Transcribe all of the material exactly, except for its pictures.

▽

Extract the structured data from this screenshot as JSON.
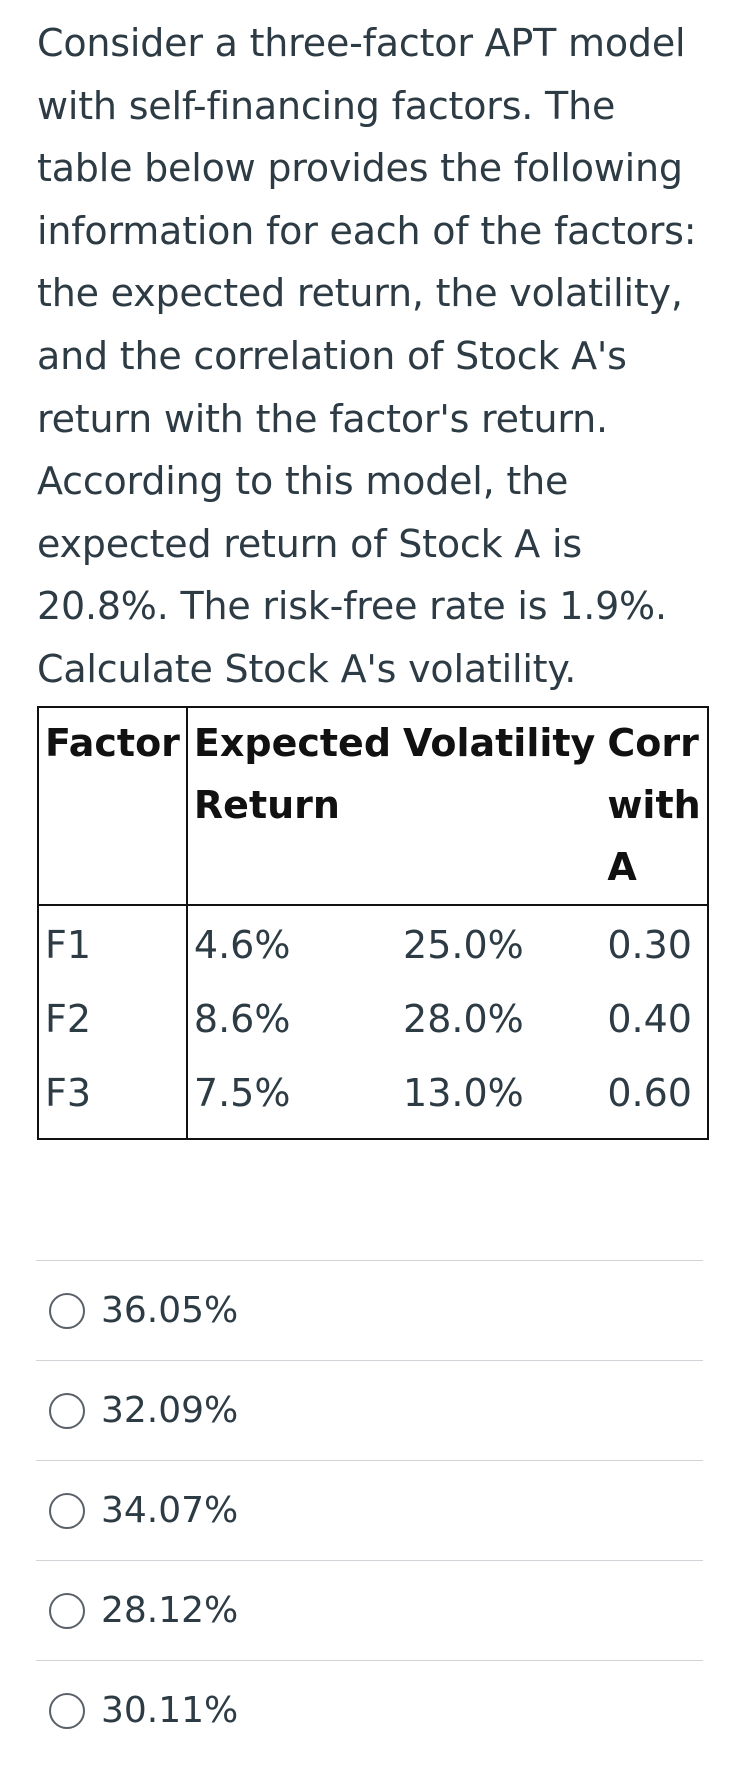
{
  "question": {
    "text": "Consider a three-factor APT model with self-financing factors. The table below provides the following information for each of the factors: the expected return, the volatility, and the correlation of Stock A's return with the factor's return. According to this model, the expected return of Stock A is 20.8%. The risk-free rate is 1.9%. Calculate Stock A's volatility."
  },
  "table": {
    "headers": [
      "Factor",
      "Expected Return",
      "Volatility",
      "Corr with A"
    ],
    "rows": [
      [
        "F1",
        "4.6%",
        "25.0%",
        "0.30"
      ],
      [
        "F2",
        "8.6%",
        "28.0%",
        "0.40"
      ],
      [
        "F3",
        "7.5%",
        "13.0%",
        "0.60"
      ]
    ]
  },
  "answers": [
    {
      "label": "36.05%"
    },
    {
      "label": "32.09%"
    },
    {
      "label": "34.07%"
    },
    {
      "label": "28.12%"
    },
    {
      "label": "30.11%"
    }
  ],
  "colors": {
    "text": "#2d3b45",
    "border": "#111111",
    "divider": "#d0d4d8",
    "radio_border": "#5a6068"
  }
}
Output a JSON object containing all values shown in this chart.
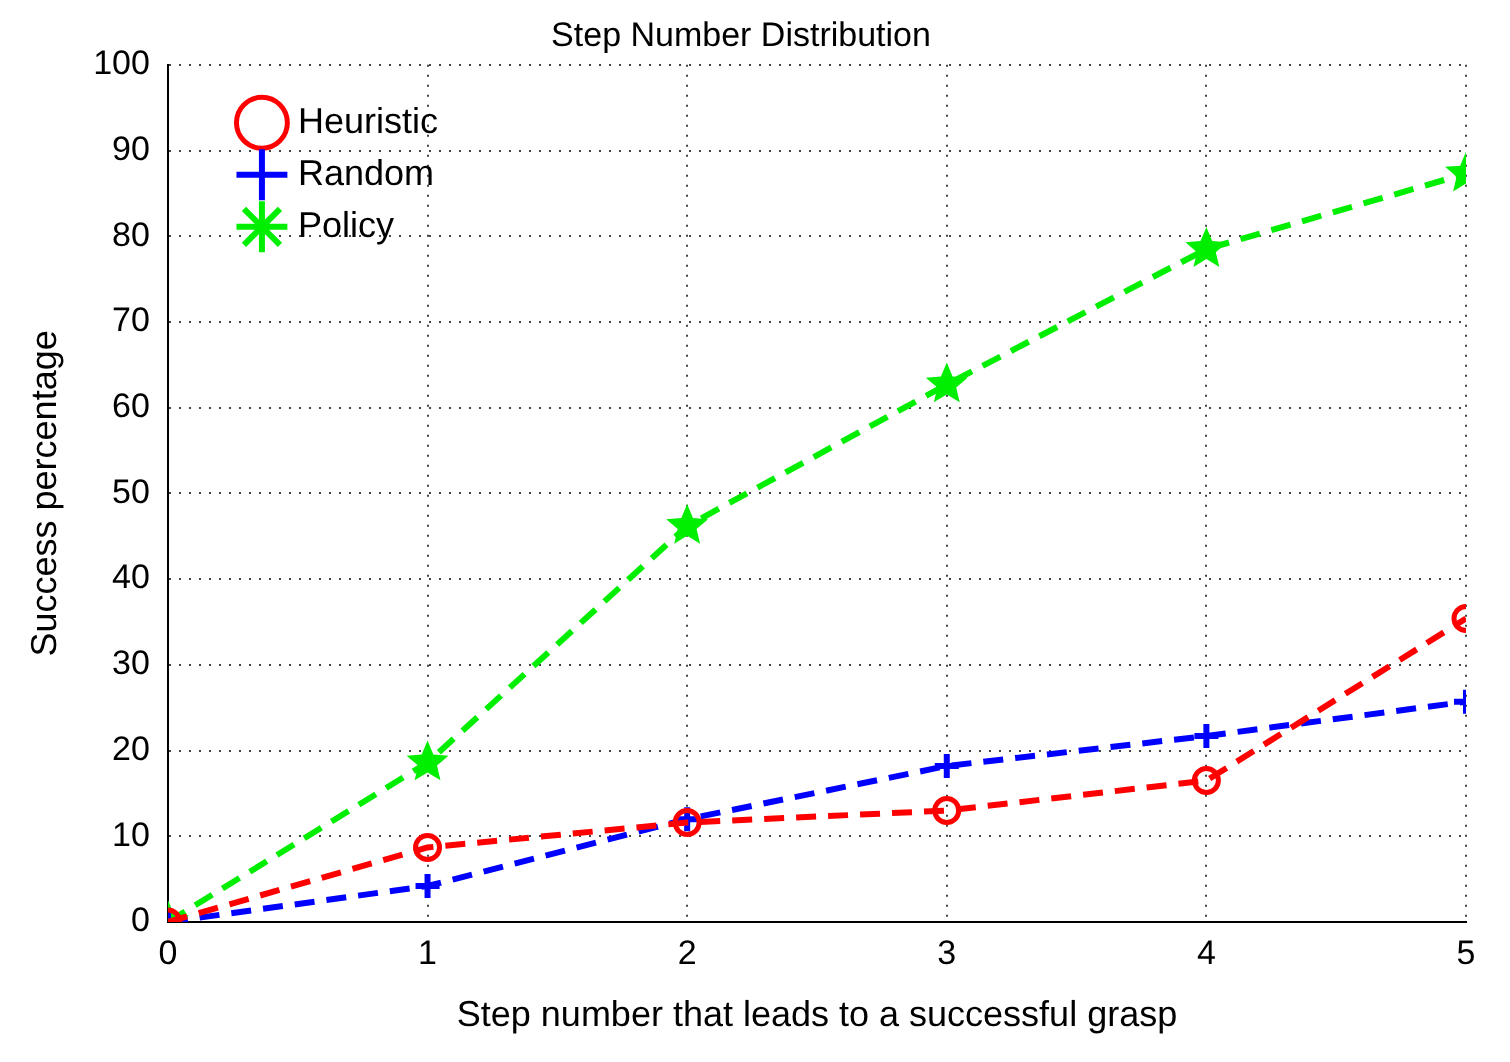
{
  "chart_data": {
    "type": "line",
    "title": "Step Number Distribution",
    "xlabel": "Step number that leads to a successful grasp",
    "ylabel": "Success percentage",
    "x": [
      0,
      1,
      2,
      3,
      4,
      5
    ],
    "series": [
      {
        "name": "Heuristic",
        "color": "#ff0000",
        "marker": "circle",
        "values": [
          0,
          8.7,
          11.6,
          13.0,
          16.5,
          35.4
        ]
      },
      {
        "name": "Random",
        "color": "#0000ff",
        "marker": "cross",
        "values": [
          0,
          4.2,
          12.0,
          18.2,
          21.7,
          25.7
        ]
      },
      {
        "name": "Policy",
        "color": "#00ee00",
        "marker": "star",
        "values": [
          0,
          18.6,
          46.2,
          62.7,
          78.5,
          87.3
        ]
      }
    ],
    "xlim": [
      0,
      5
    ],
    "xticks": [
      0,
      1,
      2,
      3,
      4,
      5
    ],
    "ylim": [
      0,
      100
    ],
    "yticks": [
      0,
      10,
      20,
      30,
      40,
      50,
      60,
      70,
      80,
      90,
      100
    ],
    "grid": true,
    "legend": "top left",
    "line_style": "dashed"
  }
}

△

EXERCISE RESULT:
Extract the structured data from this screenshot as JSON.
{
  "question": {
    "text": "Consider a three-factor APT model with self-financing factors. The table below provides the following information for each of the factors: the expected return, the volatility, and the correlation of Stock A's return with the factor's return. According to this model, the expected return of Stock A is 20.8%. The risk-free rate is 1.9%. Calculate Stock A's volatility."
  },
  "table": {
    "headers": [
      "Factor",
      "Expected Return",
      "Volatility",
      "Corr with A"
    ],
    "rows": [
      [
        "F1",
        "4.6%",
        "25.0%",
        "0.30"
      ],
      [
        "F2",
        "8.6%",
        "28.0%",
        "0.40"
      ],
      [
        "F3",
        "7.5%",
        "13.0%",
        "0.60"
      ]
    ]
  },
  "answers": [
    {
      "label": "36.05%"
    },
    {
      "label": "32.09%"
    },
    {
      "label": "34.07%"
    },
    {
      "label": "28.12%"
    },
    {
      "label": "30.11%"
    }
  ],
  "colors": {
    "text": "#2d3b45",
    "border": "#111111",
    "divider": "#d0d4d8",
    "radio_border": "#5a6068"
  }
}
Output a JSON object containing all values shown in this chart.
{
  "chart_data": {
    "type": "line",
    "title": "Step Number Distribution",
    "xlabel": "Step number that leads to a successful grasp",
    "ylabel": "Success percentage",
    "x": [
      0,
      1,
      2,
      3,
      4,
      5
    ],
    "series": [
      {
        "name": "Heuristic",
        "color": "#ff0000",
        "marker": "circle",
        "values": [
          0,
          8.7,
          11.6,
          13.0,
          16.5,
          35.4
        ]
      },
      {
        "name": "Random",
        "color": "#0000ff",
        "marker": "cross",
        "values": [
          0,
          4.2,
          12.0,
          18.2,
          21.7,
          25.7
        ]
      },
      {
        "name": "Policy",
        "color": "#00ee00",
        "marker": "star",
        "values": [
          0,
          18.6,
          46.2,
          62.7,
          78.5,
          87.3
        ]
      }
    ],
    "xlim": [
      0,
      5
    ],
    "xticks": [
      0,
      1,
      2,
      3,
      4,
      5
    ],
    "ylim": [
      0,
      100
    ],
    "yticks": [
      0,
      10,
      20,
      30,
      40,
      50,
      60,
      70,
      80,
      90,
      100
    ],
    "grid": true,
    "legend": "top left",
    "line_style": "dashed"
  }
}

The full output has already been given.